--- Start ROWS ---

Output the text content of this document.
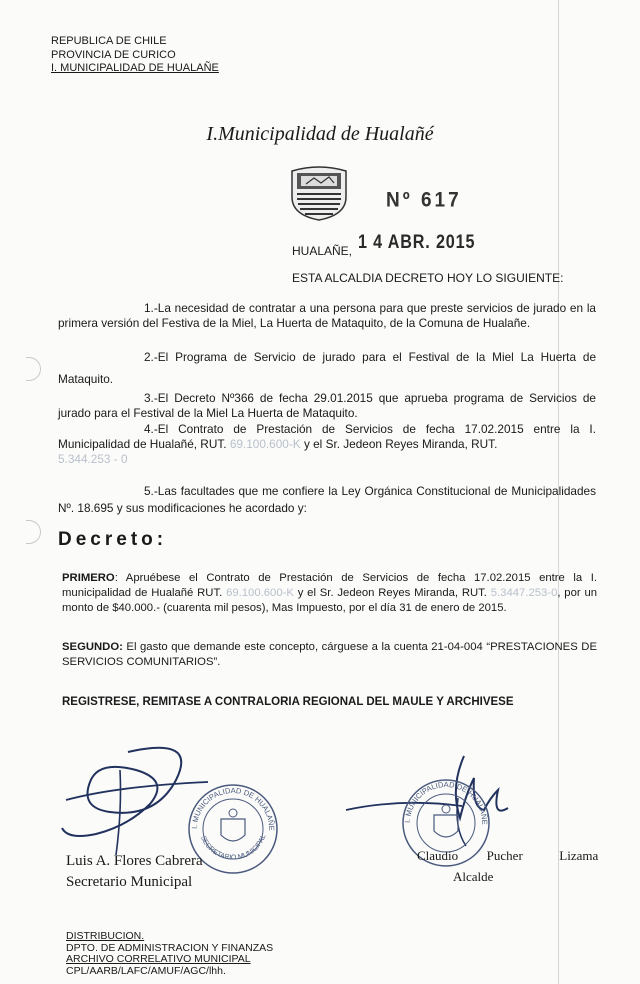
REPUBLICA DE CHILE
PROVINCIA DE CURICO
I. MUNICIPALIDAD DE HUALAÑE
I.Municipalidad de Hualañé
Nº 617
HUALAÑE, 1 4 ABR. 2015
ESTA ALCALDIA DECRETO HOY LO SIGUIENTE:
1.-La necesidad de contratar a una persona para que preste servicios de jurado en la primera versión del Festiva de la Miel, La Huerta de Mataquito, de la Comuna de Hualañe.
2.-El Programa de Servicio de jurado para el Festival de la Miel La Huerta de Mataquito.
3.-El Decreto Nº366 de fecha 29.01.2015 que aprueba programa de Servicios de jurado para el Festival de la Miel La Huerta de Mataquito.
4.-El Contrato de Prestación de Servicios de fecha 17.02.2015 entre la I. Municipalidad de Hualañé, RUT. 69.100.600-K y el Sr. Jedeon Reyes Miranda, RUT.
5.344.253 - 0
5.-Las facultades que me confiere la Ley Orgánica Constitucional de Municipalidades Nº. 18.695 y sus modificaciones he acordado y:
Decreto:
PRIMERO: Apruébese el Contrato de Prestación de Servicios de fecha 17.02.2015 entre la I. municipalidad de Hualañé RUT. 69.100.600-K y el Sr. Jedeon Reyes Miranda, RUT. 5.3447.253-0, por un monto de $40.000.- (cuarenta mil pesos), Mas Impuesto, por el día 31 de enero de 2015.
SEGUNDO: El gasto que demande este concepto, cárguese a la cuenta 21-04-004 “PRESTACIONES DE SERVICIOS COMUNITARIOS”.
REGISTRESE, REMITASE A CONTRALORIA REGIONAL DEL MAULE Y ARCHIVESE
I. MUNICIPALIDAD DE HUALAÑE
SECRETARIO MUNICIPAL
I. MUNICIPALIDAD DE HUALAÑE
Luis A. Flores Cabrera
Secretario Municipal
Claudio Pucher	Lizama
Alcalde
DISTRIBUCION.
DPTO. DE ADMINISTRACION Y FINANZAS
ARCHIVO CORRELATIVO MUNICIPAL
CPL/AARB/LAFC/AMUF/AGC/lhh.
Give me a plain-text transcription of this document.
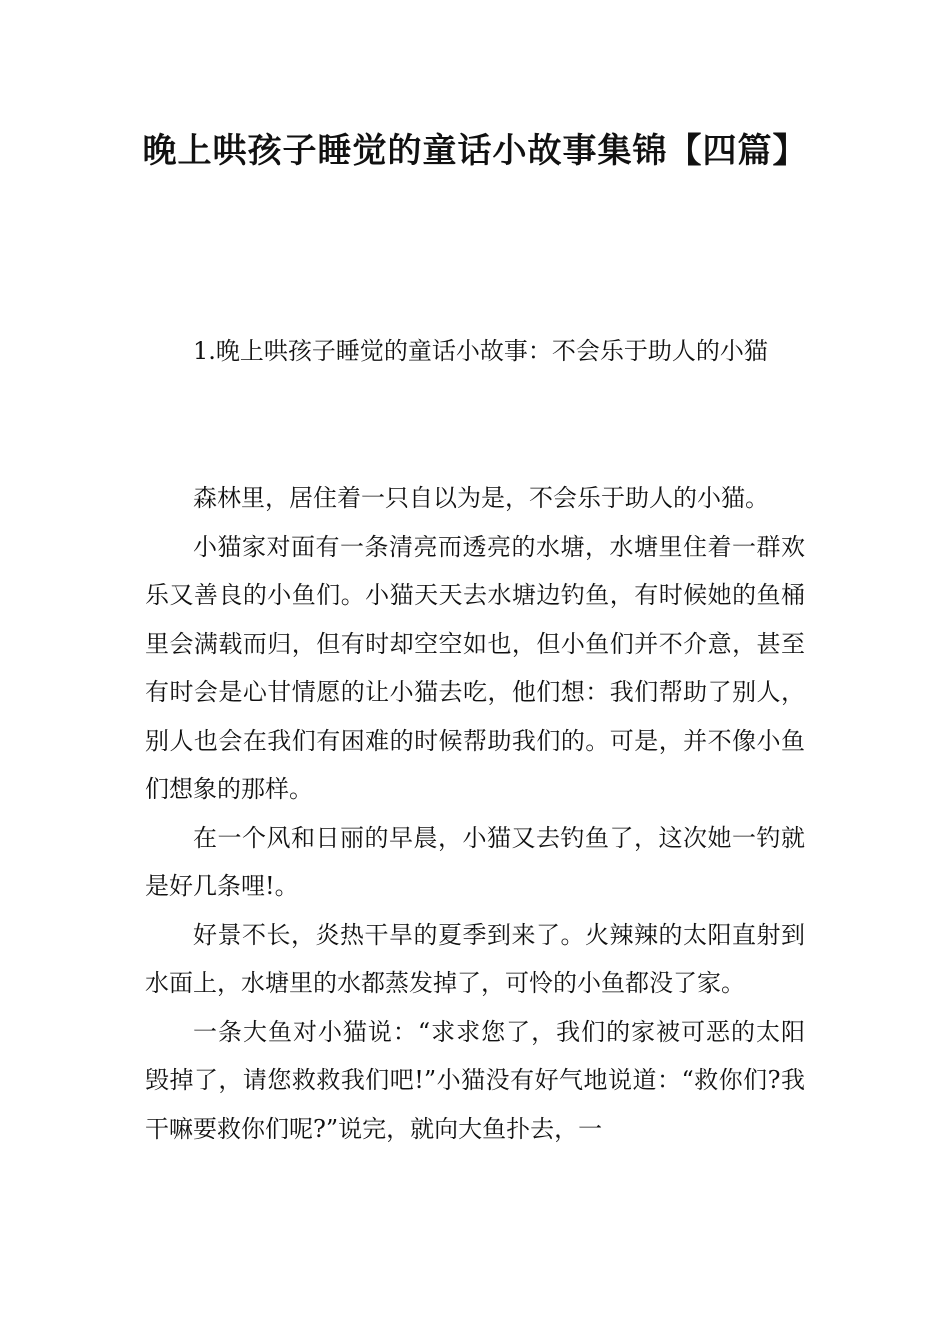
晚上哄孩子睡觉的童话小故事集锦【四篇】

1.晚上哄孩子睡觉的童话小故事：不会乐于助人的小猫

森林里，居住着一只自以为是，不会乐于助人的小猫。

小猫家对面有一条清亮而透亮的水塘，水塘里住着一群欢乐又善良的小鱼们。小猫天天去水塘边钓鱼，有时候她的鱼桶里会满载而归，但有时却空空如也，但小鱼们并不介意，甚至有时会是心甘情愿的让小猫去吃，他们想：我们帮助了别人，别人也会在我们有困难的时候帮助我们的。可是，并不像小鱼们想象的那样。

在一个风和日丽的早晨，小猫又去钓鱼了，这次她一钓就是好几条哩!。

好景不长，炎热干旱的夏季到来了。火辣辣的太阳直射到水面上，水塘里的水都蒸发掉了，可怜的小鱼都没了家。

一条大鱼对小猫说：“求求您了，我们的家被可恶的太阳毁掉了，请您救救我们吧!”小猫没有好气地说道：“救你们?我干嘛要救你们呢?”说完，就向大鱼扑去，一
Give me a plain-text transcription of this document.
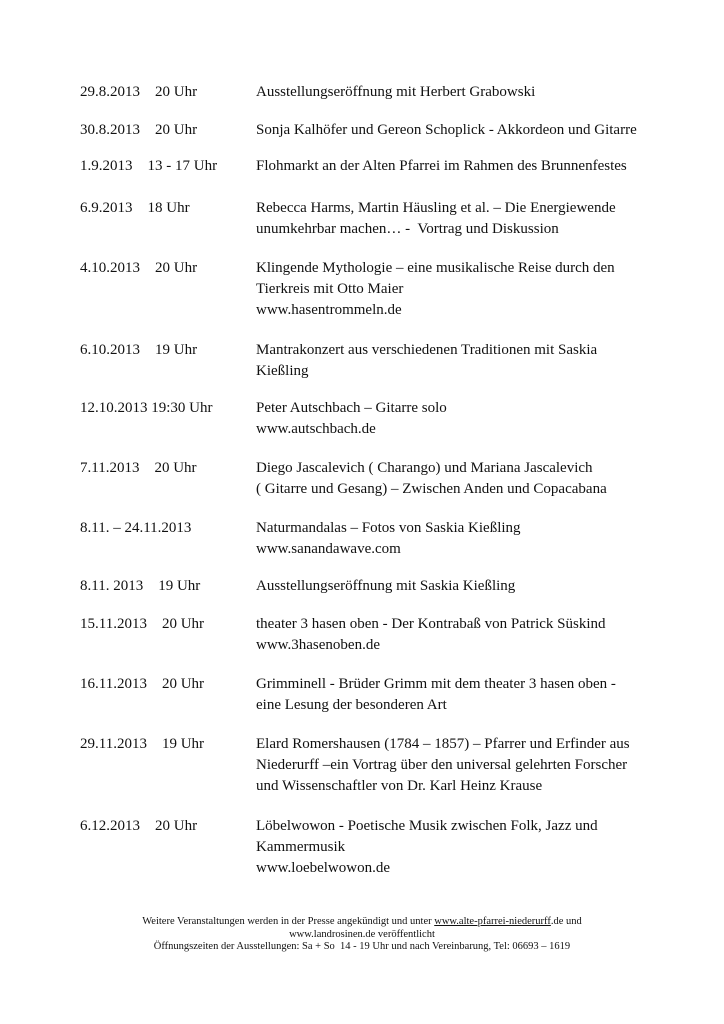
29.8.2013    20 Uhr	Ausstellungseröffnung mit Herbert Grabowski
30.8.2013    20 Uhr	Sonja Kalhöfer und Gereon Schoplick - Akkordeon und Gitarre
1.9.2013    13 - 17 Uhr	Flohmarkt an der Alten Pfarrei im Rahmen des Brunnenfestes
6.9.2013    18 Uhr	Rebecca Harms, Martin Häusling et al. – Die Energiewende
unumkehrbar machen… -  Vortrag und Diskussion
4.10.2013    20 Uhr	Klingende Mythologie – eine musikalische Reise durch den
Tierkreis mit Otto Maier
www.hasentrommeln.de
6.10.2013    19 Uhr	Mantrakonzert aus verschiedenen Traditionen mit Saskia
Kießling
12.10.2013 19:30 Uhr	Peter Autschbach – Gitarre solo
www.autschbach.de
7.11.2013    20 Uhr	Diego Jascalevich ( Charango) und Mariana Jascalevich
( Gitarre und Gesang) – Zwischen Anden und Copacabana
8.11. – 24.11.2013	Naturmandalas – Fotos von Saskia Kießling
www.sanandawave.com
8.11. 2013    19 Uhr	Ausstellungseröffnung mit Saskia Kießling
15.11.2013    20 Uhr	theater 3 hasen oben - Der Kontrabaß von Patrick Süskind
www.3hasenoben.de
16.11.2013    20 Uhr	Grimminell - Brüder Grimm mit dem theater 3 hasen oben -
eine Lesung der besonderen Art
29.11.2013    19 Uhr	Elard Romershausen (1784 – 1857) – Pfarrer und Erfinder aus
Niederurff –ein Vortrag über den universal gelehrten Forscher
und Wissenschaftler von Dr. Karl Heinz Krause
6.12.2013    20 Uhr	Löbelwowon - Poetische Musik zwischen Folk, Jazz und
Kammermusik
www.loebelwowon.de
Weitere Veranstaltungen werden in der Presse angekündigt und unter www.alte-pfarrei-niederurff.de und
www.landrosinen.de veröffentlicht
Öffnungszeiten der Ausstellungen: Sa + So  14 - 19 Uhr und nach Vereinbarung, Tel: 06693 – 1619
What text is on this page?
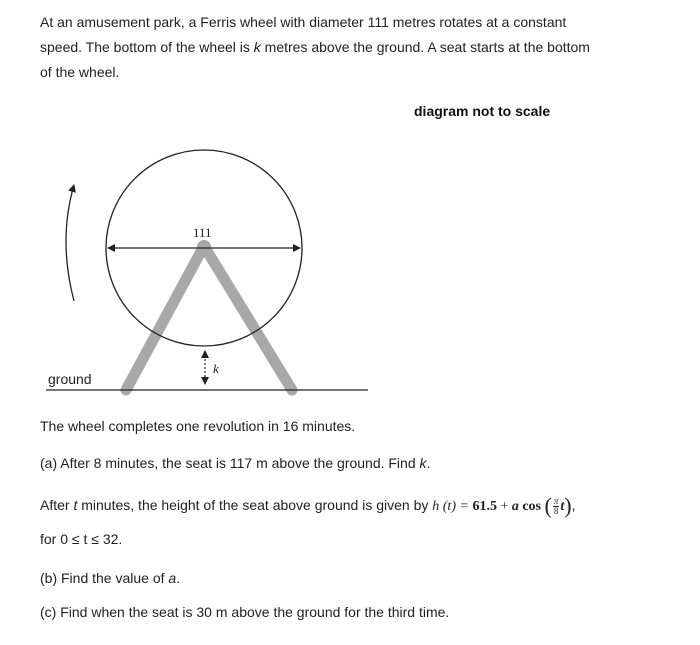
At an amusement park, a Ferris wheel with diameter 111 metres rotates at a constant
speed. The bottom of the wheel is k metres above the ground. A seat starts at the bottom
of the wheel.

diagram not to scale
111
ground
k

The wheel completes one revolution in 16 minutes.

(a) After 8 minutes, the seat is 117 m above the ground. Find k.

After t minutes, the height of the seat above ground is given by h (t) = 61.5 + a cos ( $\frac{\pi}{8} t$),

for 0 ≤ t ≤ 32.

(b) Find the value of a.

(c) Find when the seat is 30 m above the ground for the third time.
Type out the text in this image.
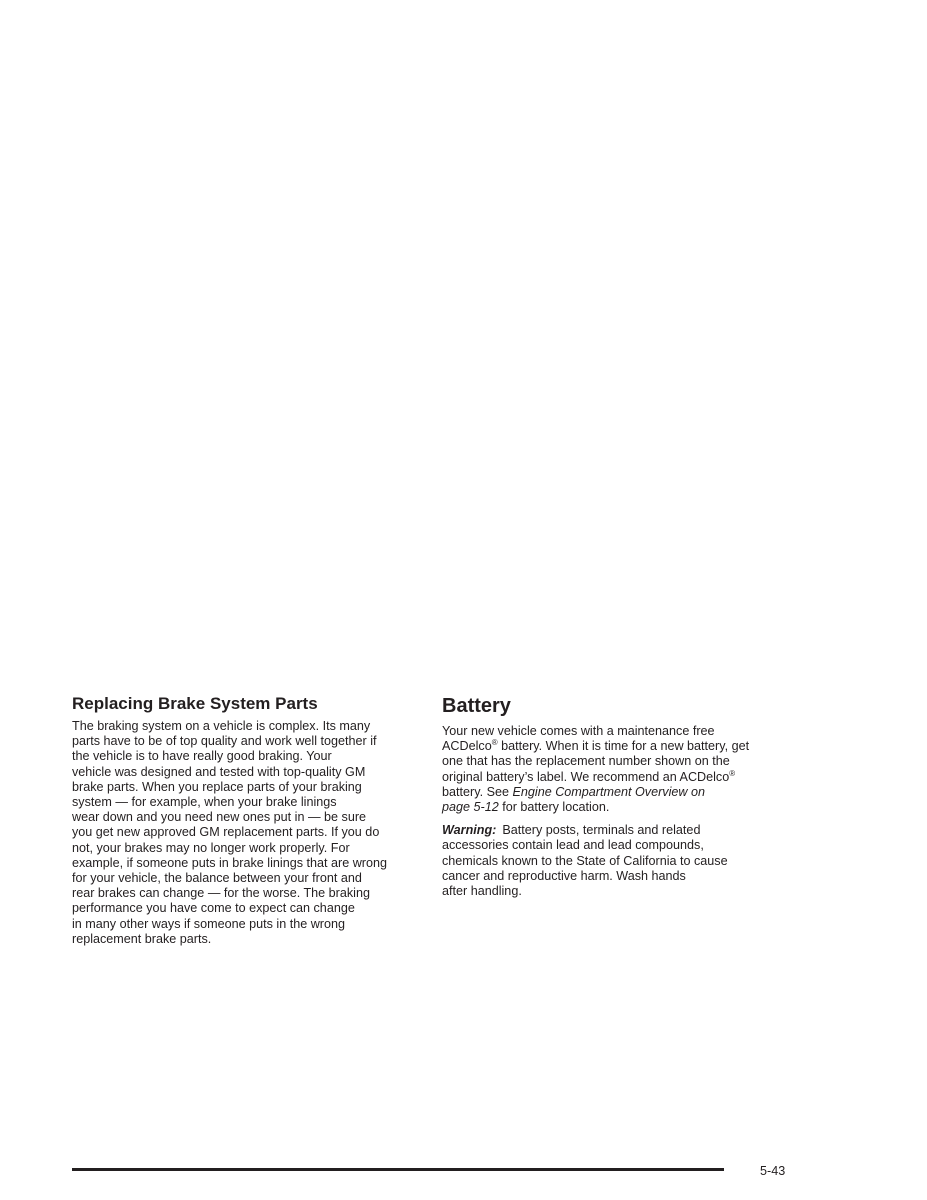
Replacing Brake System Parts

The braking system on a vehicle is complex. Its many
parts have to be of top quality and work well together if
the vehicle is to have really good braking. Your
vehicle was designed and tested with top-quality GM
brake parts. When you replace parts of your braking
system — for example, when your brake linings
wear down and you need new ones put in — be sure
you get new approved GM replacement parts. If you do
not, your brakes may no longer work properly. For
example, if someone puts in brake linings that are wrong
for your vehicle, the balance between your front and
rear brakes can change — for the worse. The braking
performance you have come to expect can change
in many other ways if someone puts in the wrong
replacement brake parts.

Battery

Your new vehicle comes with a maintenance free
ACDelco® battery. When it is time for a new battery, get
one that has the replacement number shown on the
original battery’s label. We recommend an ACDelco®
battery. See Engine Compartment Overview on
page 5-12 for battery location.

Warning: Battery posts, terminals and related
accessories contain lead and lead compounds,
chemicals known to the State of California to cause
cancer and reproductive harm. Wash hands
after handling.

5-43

--- End ROWS ---

Where a line in the entries holds the word "jurado", copy that line.

▸ THE RESULT:
1.-La necesidad de contratar a una persona para que preste servicios de jurado en la primera versión del Festiva de la Miel, La Huerta de Mataquito, de la Comuna de Hualañe.
2.-El Programa de Servicio de jurado para el Festival de la Miel La Huerta de Mataquito.
3.-El Decreto Nº366 de fecha 29.01.2015 que aprueba programa de Servicios de jurado para el Festival de la Miel La Huerta de Mataquito.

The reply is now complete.